Report how many lines of the listing below include the word "Moda". Give nothing but the number.

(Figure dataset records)
::::

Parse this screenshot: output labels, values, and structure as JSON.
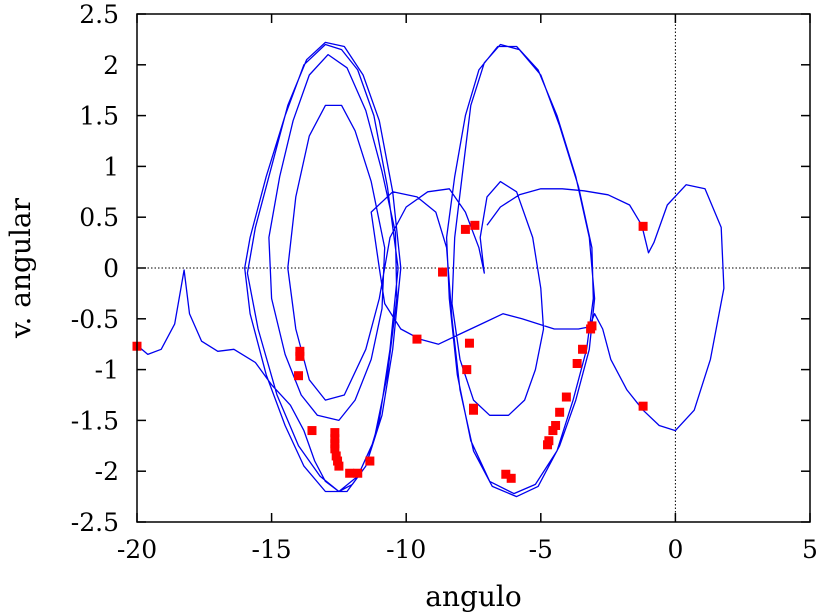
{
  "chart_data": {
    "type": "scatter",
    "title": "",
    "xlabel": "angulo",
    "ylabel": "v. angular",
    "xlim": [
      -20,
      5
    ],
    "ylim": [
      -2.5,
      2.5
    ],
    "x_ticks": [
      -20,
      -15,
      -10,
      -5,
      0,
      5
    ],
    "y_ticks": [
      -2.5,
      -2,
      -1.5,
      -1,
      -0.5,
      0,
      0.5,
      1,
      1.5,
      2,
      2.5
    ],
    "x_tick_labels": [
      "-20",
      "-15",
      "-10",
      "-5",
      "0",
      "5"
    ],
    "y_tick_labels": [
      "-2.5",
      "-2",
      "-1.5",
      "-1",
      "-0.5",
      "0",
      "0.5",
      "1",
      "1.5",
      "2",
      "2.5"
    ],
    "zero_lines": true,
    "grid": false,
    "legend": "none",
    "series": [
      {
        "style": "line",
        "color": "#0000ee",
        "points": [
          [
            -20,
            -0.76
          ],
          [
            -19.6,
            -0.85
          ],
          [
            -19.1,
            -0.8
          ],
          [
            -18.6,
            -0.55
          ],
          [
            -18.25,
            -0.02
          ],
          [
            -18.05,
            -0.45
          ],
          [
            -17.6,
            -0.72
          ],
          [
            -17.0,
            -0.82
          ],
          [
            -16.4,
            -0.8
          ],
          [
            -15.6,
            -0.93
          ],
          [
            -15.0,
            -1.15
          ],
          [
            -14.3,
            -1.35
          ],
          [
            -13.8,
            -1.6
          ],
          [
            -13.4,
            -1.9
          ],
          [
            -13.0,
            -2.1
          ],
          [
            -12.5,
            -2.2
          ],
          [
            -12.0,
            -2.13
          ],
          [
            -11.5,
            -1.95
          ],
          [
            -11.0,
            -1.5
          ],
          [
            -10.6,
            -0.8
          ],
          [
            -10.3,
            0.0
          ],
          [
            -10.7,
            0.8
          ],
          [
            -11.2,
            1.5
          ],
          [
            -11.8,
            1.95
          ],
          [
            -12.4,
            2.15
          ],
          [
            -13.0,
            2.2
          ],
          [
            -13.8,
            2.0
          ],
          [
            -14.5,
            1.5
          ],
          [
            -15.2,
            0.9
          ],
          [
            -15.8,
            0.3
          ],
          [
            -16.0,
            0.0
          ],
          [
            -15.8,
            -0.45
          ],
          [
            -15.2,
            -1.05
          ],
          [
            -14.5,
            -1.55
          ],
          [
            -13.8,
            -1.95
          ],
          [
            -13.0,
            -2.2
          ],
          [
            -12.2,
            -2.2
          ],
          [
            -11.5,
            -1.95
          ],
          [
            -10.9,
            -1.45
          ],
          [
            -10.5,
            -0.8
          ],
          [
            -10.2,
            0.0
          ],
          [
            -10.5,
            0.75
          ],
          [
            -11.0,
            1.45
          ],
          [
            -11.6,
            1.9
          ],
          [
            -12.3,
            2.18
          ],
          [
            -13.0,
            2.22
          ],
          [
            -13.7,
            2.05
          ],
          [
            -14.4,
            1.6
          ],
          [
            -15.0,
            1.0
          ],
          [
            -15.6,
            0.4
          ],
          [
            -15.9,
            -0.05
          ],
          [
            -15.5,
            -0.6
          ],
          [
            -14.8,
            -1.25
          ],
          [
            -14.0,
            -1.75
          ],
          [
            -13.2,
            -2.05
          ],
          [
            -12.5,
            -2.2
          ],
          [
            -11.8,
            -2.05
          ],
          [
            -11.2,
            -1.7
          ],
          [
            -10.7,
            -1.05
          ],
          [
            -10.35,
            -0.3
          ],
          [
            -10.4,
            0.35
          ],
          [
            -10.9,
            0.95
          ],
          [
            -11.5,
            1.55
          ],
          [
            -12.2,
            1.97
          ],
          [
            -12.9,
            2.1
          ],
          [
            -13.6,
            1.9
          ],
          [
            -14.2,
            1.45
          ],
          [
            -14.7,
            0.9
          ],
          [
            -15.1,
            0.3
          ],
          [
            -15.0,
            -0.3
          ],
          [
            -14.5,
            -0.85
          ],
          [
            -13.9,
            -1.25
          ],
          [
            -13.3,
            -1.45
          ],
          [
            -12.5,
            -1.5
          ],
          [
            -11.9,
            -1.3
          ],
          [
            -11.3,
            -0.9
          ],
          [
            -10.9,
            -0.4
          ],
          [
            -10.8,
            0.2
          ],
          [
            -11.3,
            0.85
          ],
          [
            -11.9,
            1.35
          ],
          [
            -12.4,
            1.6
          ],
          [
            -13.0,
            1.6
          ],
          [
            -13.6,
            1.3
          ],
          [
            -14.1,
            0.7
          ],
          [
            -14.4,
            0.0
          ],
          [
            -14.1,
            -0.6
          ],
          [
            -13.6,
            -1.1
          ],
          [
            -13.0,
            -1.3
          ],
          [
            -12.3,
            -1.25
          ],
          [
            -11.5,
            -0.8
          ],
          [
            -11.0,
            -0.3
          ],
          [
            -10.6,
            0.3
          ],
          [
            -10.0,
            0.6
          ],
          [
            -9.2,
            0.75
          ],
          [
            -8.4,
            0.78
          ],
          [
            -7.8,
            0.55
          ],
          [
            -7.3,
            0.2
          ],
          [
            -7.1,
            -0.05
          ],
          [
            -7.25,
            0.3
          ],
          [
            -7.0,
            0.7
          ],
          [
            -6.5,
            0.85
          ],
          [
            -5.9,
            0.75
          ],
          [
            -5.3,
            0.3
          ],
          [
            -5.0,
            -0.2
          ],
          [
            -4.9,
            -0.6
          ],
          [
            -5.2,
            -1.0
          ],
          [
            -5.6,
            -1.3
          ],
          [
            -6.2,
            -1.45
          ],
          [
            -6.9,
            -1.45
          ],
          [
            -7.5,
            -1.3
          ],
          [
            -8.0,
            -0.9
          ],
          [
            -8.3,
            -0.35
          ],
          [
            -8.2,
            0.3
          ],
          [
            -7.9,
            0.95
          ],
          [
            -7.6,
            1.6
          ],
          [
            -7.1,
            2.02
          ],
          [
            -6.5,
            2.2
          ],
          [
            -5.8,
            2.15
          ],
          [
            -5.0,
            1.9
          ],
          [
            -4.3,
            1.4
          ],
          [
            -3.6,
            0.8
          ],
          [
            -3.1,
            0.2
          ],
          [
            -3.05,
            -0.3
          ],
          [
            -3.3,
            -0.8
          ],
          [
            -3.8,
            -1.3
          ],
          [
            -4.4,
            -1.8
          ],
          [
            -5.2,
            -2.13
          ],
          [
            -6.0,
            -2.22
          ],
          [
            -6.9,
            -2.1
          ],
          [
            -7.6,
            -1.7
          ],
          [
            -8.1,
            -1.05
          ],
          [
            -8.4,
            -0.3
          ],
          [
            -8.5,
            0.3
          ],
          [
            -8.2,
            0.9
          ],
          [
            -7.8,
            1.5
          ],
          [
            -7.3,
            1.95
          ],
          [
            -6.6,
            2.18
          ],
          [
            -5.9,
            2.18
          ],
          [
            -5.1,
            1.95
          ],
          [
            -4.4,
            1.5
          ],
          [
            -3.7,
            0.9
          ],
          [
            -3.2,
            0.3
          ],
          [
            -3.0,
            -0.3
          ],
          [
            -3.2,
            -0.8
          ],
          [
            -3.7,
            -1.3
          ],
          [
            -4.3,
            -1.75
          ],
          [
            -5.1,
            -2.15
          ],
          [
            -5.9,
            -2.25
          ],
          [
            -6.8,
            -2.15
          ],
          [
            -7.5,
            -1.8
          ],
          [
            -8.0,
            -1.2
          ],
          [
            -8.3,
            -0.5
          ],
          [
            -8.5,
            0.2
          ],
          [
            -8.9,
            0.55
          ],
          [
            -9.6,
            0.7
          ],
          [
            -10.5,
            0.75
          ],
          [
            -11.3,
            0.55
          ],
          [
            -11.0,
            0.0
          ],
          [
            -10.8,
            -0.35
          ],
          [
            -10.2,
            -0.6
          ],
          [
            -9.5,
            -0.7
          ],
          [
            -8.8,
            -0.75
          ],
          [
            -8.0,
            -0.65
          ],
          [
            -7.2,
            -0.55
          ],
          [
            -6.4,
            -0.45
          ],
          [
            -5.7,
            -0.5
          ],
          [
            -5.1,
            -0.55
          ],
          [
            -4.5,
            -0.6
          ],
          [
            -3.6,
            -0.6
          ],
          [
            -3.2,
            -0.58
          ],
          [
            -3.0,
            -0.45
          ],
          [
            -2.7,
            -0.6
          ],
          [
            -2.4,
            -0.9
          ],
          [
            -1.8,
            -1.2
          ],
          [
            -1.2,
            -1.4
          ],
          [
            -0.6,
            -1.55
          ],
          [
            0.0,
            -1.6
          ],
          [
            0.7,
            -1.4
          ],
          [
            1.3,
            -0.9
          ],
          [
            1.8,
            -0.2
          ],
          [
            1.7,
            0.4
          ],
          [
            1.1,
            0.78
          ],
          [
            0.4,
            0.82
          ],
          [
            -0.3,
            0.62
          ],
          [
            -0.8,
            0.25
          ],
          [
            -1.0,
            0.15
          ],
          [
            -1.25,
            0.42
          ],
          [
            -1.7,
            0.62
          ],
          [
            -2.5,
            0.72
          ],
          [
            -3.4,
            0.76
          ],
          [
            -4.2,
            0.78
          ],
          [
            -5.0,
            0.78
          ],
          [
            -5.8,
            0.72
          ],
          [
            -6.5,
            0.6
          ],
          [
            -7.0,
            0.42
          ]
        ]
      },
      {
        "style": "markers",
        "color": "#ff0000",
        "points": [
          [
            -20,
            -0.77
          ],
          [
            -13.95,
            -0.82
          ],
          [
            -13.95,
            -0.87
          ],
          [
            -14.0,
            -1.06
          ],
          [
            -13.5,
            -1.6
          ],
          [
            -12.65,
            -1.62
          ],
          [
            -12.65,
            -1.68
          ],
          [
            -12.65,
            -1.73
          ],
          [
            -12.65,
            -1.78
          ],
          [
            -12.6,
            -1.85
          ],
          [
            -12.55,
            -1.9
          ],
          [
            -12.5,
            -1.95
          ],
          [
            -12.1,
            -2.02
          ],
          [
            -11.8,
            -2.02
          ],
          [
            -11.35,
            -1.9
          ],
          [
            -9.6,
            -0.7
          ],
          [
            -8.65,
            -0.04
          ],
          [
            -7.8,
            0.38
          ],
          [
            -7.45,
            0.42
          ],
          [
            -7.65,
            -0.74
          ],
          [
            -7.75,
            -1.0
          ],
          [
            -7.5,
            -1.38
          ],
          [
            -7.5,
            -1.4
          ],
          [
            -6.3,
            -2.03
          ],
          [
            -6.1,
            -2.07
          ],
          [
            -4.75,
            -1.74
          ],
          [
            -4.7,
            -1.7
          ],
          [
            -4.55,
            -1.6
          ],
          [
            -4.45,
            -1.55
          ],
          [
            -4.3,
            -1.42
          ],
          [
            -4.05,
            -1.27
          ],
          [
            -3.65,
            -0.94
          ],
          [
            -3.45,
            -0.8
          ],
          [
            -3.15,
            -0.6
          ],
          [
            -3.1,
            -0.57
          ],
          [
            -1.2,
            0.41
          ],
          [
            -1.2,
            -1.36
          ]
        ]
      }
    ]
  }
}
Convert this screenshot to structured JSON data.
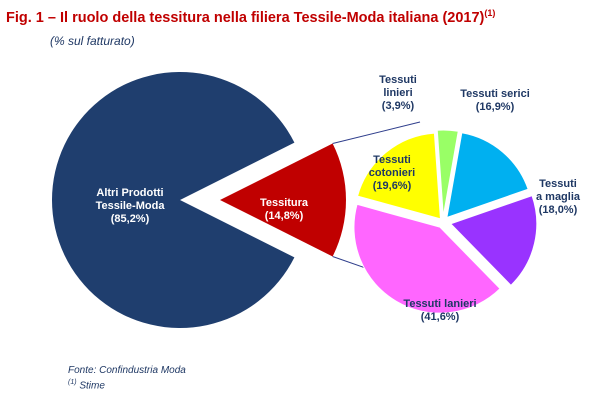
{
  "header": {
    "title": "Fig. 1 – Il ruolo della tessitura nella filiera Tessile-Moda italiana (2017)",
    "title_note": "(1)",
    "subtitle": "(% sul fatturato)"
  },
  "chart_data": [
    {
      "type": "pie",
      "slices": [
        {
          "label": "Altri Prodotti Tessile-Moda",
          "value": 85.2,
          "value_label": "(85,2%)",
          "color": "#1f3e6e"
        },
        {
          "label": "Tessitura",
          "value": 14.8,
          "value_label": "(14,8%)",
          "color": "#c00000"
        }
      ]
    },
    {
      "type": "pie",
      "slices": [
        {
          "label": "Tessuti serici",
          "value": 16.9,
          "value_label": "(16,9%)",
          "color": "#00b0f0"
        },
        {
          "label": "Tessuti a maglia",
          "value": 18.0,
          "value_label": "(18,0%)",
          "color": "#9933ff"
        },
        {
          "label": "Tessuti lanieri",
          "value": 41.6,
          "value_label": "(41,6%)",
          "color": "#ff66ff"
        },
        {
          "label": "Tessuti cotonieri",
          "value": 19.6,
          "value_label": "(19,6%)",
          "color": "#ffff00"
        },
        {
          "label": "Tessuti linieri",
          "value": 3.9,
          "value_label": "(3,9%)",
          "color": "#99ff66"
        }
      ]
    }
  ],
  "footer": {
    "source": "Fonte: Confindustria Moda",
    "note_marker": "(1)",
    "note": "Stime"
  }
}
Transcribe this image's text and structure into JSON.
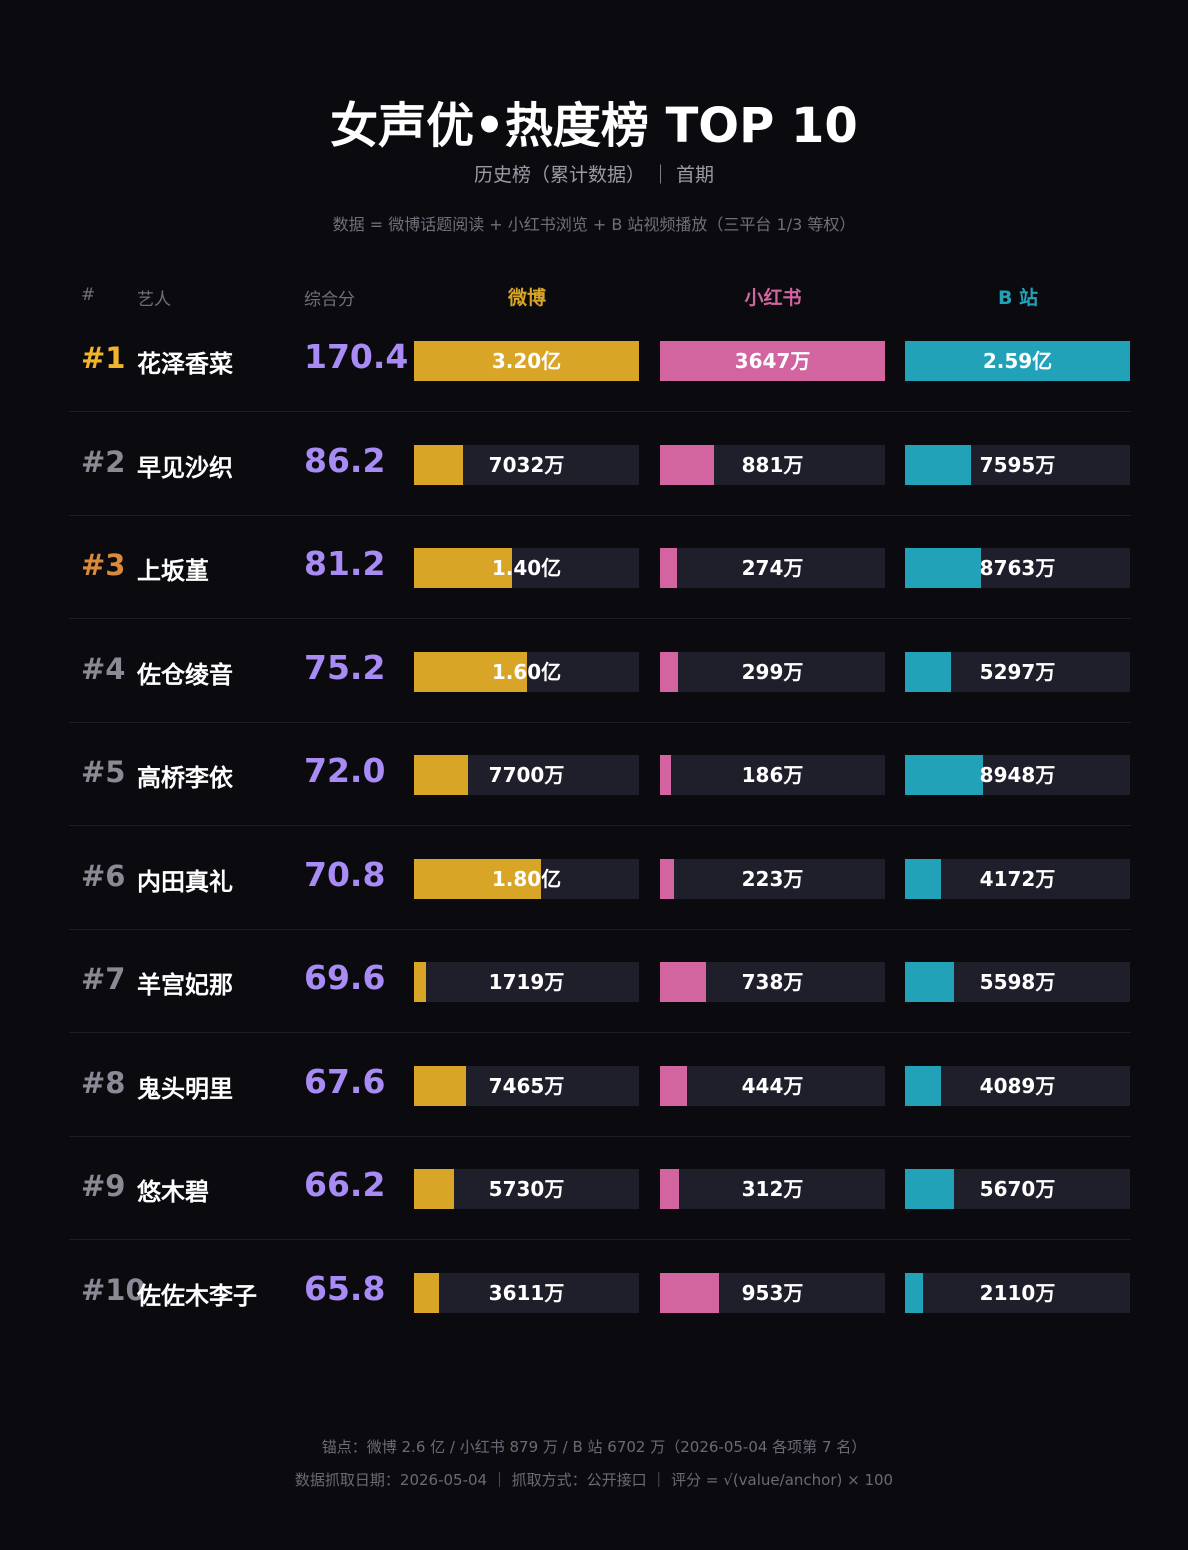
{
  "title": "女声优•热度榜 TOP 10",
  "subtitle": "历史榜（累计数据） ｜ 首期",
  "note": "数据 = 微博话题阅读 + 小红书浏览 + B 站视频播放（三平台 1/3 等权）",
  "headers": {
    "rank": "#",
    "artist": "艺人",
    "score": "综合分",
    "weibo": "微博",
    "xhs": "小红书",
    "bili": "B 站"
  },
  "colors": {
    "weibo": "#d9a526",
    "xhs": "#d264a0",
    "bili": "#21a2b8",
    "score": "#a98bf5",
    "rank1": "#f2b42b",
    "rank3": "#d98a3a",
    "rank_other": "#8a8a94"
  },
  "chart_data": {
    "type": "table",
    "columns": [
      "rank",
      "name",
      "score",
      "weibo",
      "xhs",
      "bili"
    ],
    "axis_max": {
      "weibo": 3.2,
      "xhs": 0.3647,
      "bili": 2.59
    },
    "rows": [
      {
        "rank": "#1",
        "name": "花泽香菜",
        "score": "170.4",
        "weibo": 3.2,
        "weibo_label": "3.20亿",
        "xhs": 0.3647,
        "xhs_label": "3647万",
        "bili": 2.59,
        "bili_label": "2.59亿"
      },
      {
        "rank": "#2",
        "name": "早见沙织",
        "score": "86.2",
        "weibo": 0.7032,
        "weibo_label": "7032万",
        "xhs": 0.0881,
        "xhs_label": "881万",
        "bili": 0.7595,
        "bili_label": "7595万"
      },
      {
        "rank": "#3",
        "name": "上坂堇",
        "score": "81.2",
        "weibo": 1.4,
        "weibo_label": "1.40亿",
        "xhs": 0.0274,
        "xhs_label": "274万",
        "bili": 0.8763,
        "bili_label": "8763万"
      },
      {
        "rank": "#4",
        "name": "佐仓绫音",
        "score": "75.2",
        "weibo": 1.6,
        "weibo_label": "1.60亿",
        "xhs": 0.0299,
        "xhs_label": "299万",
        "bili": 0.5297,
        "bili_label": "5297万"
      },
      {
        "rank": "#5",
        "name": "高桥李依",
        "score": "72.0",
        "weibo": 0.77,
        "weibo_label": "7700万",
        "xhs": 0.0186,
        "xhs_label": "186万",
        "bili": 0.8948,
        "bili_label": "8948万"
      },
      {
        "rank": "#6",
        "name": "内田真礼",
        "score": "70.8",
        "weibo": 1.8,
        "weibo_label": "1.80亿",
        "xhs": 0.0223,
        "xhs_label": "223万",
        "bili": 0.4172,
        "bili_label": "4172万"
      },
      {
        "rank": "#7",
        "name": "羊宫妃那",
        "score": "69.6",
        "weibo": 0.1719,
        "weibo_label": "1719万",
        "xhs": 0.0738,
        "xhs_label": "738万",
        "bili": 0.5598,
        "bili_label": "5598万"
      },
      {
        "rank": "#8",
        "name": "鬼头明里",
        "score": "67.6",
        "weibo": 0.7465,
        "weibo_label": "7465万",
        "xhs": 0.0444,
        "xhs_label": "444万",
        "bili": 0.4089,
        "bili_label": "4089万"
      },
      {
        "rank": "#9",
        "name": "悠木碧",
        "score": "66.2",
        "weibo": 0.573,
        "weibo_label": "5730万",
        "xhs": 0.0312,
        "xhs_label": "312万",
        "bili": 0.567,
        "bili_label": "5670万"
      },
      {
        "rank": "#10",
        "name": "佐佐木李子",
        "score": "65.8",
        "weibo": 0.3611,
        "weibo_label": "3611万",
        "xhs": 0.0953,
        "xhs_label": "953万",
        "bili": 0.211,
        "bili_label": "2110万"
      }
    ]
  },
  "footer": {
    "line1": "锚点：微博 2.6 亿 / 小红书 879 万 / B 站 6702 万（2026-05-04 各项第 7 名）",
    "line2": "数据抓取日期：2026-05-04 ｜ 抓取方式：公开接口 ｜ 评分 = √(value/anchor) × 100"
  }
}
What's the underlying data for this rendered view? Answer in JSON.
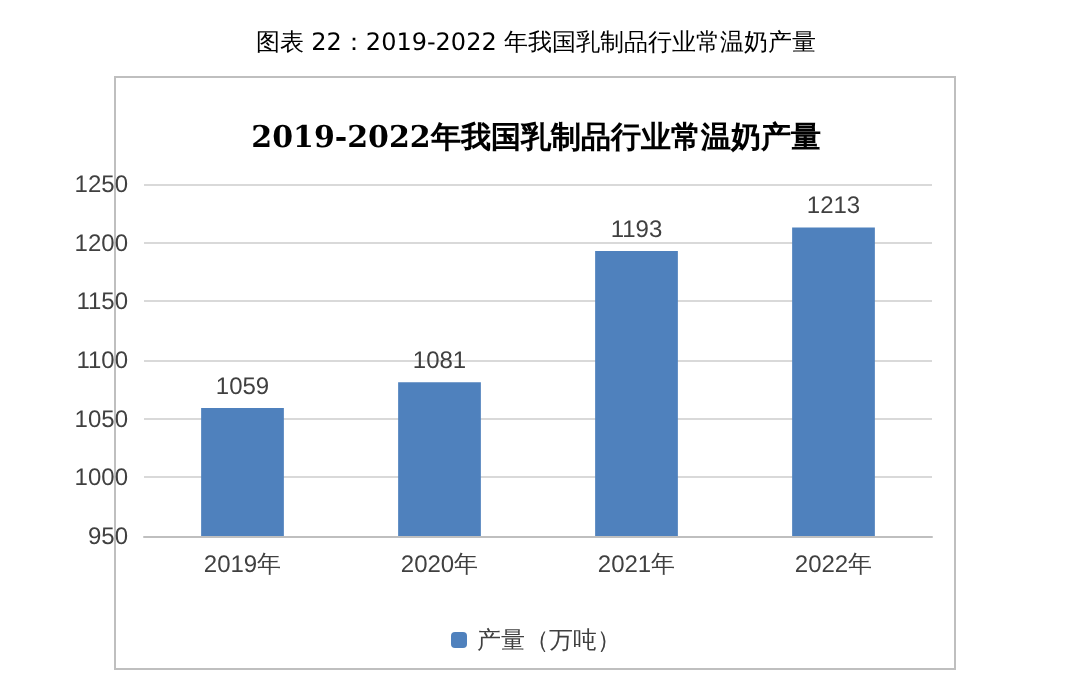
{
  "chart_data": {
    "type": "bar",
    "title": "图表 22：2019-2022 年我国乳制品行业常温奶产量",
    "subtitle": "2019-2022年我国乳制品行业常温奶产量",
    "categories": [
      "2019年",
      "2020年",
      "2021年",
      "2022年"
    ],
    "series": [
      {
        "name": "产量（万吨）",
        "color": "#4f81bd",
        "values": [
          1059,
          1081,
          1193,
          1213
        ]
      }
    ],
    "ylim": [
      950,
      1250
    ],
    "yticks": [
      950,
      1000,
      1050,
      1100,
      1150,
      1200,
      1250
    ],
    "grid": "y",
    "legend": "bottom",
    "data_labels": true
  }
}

::::

SOLUTION TO THIS PROBLEM
3